* _GIVEN EXERCISE_
Reproduce this listing in full.
↓
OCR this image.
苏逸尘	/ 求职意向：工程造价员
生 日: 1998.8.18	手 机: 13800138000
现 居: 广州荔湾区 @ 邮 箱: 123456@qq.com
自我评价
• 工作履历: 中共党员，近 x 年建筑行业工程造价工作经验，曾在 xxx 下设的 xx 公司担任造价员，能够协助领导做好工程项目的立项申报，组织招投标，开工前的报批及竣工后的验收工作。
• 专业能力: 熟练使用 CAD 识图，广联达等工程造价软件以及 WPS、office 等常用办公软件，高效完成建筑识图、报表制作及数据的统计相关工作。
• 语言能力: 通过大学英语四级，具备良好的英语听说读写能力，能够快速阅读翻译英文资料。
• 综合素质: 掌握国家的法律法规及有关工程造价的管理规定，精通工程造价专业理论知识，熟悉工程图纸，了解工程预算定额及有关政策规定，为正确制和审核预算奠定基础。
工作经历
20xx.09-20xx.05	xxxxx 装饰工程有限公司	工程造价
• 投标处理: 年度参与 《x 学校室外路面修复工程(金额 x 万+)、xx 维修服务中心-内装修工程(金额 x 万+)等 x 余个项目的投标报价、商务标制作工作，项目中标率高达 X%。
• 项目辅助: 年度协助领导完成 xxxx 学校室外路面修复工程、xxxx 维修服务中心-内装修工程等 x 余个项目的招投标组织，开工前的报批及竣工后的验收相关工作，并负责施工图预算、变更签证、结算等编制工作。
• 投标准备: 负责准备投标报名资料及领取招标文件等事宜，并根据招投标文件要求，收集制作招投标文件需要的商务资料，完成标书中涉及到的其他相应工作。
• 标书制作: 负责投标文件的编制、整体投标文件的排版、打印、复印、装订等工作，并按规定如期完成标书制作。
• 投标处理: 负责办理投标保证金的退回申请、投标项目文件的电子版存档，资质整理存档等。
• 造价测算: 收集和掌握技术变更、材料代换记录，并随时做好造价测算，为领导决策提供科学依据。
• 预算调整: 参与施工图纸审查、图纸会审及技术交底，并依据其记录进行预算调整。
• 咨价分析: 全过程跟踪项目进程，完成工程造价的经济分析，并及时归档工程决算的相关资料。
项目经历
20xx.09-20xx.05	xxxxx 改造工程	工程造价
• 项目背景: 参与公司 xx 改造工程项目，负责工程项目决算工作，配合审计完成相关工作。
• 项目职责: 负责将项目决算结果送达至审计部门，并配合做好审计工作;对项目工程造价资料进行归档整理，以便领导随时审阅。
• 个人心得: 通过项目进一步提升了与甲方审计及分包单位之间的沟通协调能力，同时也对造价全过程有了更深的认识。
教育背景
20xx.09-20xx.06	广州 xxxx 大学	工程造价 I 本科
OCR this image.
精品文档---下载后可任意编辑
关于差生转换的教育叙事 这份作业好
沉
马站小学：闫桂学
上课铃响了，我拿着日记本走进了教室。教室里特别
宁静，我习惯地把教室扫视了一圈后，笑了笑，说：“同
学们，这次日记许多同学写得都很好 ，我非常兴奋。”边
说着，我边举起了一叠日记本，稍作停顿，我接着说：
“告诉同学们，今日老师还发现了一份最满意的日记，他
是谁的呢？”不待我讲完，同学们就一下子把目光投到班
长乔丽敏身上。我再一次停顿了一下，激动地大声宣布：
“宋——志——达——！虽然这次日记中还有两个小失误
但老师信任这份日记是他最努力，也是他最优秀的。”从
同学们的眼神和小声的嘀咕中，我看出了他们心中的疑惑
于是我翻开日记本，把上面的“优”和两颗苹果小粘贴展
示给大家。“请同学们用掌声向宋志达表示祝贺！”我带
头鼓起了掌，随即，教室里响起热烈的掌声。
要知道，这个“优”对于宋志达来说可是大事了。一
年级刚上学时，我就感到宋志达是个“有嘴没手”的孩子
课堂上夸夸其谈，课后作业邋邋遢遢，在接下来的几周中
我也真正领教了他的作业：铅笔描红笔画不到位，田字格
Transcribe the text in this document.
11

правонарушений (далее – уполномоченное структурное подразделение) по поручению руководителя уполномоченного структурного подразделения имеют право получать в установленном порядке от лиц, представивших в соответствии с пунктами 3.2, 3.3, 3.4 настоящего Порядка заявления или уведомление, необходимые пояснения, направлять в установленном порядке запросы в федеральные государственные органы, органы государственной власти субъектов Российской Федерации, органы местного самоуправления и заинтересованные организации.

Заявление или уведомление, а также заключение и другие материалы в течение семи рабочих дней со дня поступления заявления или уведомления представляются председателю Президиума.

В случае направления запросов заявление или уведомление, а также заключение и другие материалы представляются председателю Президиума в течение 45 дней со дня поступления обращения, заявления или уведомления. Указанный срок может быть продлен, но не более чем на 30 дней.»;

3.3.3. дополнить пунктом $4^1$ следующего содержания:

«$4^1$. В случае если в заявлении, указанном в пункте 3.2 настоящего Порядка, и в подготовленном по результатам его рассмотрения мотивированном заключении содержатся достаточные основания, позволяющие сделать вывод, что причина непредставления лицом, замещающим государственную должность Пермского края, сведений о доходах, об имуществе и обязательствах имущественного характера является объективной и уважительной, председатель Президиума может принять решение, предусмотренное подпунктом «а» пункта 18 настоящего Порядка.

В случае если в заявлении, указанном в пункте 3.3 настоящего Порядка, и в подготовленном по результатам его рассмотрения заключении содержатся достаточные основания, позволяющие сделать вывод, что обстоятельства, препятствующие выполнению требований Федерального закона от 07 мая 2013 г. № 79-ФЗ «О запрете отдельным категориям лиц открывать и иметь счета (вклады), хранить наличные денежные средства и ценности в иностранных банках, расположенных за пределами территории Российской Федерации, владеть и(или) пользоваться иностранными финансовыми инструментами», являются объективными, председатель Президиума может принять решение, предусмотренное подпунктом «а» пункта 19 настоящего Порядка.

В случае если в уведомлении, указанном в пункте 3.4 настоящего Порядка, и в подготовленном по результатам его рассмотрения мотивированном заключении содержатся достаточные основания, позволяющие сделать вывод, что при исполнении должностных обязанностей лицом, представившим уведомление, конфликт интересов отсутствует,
↑
* _ANSWER BELOW_
OCR this image.
苏逸尘	/ 求职意向：工程造价员
生 日: 1998.8.18	手 机: 13800138000
现 居: 广州荔湾区 @ 邮 箱: 123456@qq.com
自我评价
• 工作履历: 中共党员，近 x 年建筑行业工程造价工作经验，曾在 xxx 下设的 xx 公司担任造价员，能够协助领导做好工程项目的立项申报，组织招投标，开工前的报批及竣工后的验收工作。
• 专业能力: 熟练使用 CAD 识图，广联达等工程造价软件以及 WPS、office 等常用办公软件，高效完成建筑识图、报表制作及数据的统计相关工作。
• 语言能力: 通过大学英语四级，具备良好的英语听说读写能力，能够快速阅读翻译英文资料。
• 综合素质: 掌握国家的法律法规及有关工程造价的管理规定，精通工程造价专业理论知识，熟悉工程图纸，了解工程预算定额及有关政策规定，为正确制和审核预算奠定基础。
工作经历
20xx.09-20xx.05	xxxxx 装饰工程有限公司	工程造价
• 投标处理: 年度参与 《x 学校室外路面修复工程(金额 x 万+)、xx 维修服务中心-内装修工程(金额 x 万+)等 x 余个项目的投标报价、商务标制作工作，项目中标率高达 X%。
• 项目辅助: 年度协助领导完成 xxxx 学校室外路面修复工程、xxxx 维修服务中心-内装修工程等 x 余个项目的招投标组织，开工前的报批及竣工后的验收相关工作，并负责施工图预算、变更签证、结算等编制工作。
• 投标准备: 负责准备投标报名资料及领取招标文件等事宜，并根据招投标文件要求，收集制作招投标文件需要的商务资料，完成标书中涉及到的其他相应工作。
• 标书制作: 负责投标文件的编制、整体投标文件的排版、打印、复印、装订等工作，并按规定如期完成标书制作。
• 投标处理: 负责办理投标保证金的退回申请、投标项目文件的电子版存档，资质整理存档等。
• 造价测算: 收集和掌握技术变更、材料代换记录，并随时做好造价测算，为领导决策提供科学依据。
• 预算调整: 参与施工图纸审查、图纸会审及技术交底，并依据其记录进行预算调整。
• 咨价分析: 全过程跟踪项目进程，完成工程造价的经济分析，并及时归档工程决算的相关资料。
项目经历
20xx.09-20xx.05	xxxxx 改造工程	工程造价
• 项目背景: 参与公司 xx 改造工程项目，负责工程项目决算工作，配合审计完成相关工作。
• 项目职责: 负责将项目决算结果送达至审计部门，并配合做好审计工作;对项目工程造价资料进行归档整理，以便领导随时审阅。
• 个人心得: 通过项目进一步提升了与甲方审计及分包单位之间的沟通协调能力，同时也对造价全过程有了更深的认识。
教育背景
20xx.09-20xx.06	广州 xxxx 大学	工程造价 I 本科
OCR this image.
精品文档---下载后可任意编辑
关于差生转换的教育叙事 这份作业好
沉
马站小学：闫桂学
上课铃响了，我拿着日记本走进了教室。教室里特别
宁静，我习惯地把教室扫视了一圈后，笑了笑，说：“同
学们，这次日记许多同学写得都很好 ，我非常兴奋。”边
说着，我边举起了一叠日记本，稍作停顿，我接着说：
“告诉同学们，今日老师还发现了一份最满意的日记，他
是谁的呢？”不待我讲完，同学们就一下子把目光投到班
长乔丽敏身上。我再一次停顿了一下，激动地大声宣布：
“宋——志——达——！虽然这次日记中还有两个小失误
但老师信任这份日记是他最努力，也是他最优秀的。”从
同学们的眼神和小声的嘀咕中，我看出了他们心中的疑惑
于是我翻开日记本，把上面的“优”和两颗苹果小粘贴展
示给大家。“请同学们用掌声向宋志达表示祝贺！”我带
头鼓起了掌，随即，教室里响起热烈的掌声。
要知道，这个“优”对于宋志达来说可是大事了。一
年级刚上学时，我就感到宋志达是个“有嘴没手”的孩子
课堂上夸夸其谈，课后作业邋邋遢遢，在接下来的几周中
我也真正领教了他的作业：铅笔描红笔画不到位，田字格
Transcribe the text in this document.
11

правонарушений (далее – уполномоченное структурное подразделение) по поручению руководителя уполномоченного структурного подразделения имеют право получать в установленном порядке от лиц, представивших в соответствии с пунктами 3.2, 3.3, 3.4 настоящего Порядка заявления или уведомление, необходимые пояснения, направлять в установленном порядке запросы в федеральные государственные органы, органы государственной власти субъектов Российской Федерации, органы местного самоуправления и заинтересованные организации.

Заявление или уведомление, а также заключение и другие материалы в течение семи рабочих дней со дня поступления заявления или уведомления представляются председателю Президиума.

В случае направления запросов заявление или уведомление, а также заключение и другие материалы представляются председателю Президиума в течение 45 дней со дня поступления обращения, заявления или уведомления. Указанный срок может быть продлен, но не более чем на 30 дней.»;

3.3.3. дополнить пунктом $4^1$ следующего содержания:

«$4^1$. В случае если в заявлении, указанном в пункте 3.2 настоящего Порядка, и в подготовленном по результатам его рассмотрения мотивированном заключении содержатся достаточные основания, позволяющие сделать вывод, что причина непредставления лицом, замещающим государственную должность Пермского края, сведений о доходах, об имуществе и обязательствах имущественного характера является объективной и уважительной, председатель Президиума может принять решение, предусмотренное подпунктом «а» пункта 18 настоящего Порядка.

В случае если в заявлении, указанном в пункте 3.3 настоящего Порядка, и в подготовленном по результатам его рассмотрения заключении содержатся достаточные основания, позволяющие сделать вывод, что обстоятельства, препятствующие выполнению требований Федерального закона от 07 мая 2013 г. № 79-ФЗ «О запрете отдельным категориям лиц открывать и иметь счета (вклады), хранить наличные денежные средства и ценности в иностранных банках, расположенных за пределами территории Российской Федерации, владеть и(или) пользоваться иностранными финансовыми инструментами», являются объективными, председатель Президиума может принять решение, предусмотренное подпунктом «а» пункта 19 настоящего Порядка.

В случае если в уведомлении, указанном в пункте 3.4 настоящего Порядка, и в подготовленном по результатам его рассмотрения мотивированном заключении содержатся достаточные основания, позволяющие сделать вывод, что при исполнении должностных обязанностей лицом, представившим уведомление, конфликт интересов отсутствует,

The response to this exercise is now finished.